_WORK TO BE COMPLETED_
Show each line of the data below that has the string "color" in it.
++++ RECORDS TO PROCESS ++++
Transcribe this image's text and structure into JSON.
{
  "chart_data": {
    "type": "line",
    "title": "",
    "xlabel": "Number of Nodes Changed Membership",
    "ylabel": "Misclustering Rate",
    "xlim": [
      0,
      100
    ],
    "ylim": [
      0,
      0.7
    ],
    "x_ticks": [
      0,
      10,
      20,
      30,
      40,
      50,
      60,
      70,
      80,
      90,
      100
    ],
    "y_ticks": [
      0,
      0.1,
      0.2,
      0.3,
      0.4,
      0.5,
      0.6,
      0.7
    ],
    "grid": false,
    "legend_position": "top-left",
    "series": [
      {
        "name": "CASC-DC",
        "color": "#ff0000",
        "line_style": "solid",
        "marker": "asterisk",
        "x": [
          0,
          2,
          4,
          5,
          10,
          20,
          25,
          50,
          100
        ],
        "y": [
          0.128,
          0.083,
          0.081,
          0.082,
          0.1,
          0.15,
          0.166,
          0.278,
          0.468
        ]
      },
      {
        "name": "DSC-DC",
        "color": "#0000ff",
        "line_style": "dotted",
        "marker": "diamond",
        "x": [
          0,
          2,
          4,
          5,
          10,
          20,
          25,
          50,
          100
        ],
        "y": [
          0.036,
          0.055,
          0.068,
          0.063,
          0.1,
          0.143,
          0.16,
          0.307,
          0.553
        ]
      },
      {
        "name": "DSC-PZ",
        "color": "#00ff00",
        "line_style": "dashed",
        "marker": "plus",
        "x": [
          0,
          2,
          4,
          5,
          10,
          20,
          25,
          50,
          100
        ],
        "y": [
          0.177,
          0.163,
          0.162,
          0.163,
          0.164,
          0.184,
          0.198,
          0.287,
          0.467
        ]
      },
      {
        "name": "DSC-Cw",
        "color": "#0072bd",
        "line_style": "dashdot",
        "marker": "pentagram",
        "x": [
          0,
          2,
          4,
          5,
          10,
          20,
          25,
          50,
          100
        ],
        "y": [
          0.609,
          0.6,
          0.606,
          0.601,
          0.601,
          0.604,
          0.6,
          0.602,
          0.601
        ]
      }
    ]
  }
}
++++
_SOLUTION_
        "color": "#ff0000",
        "color": "#0000ff",
        "color": "#00ff00",
        "color": "#0072bd",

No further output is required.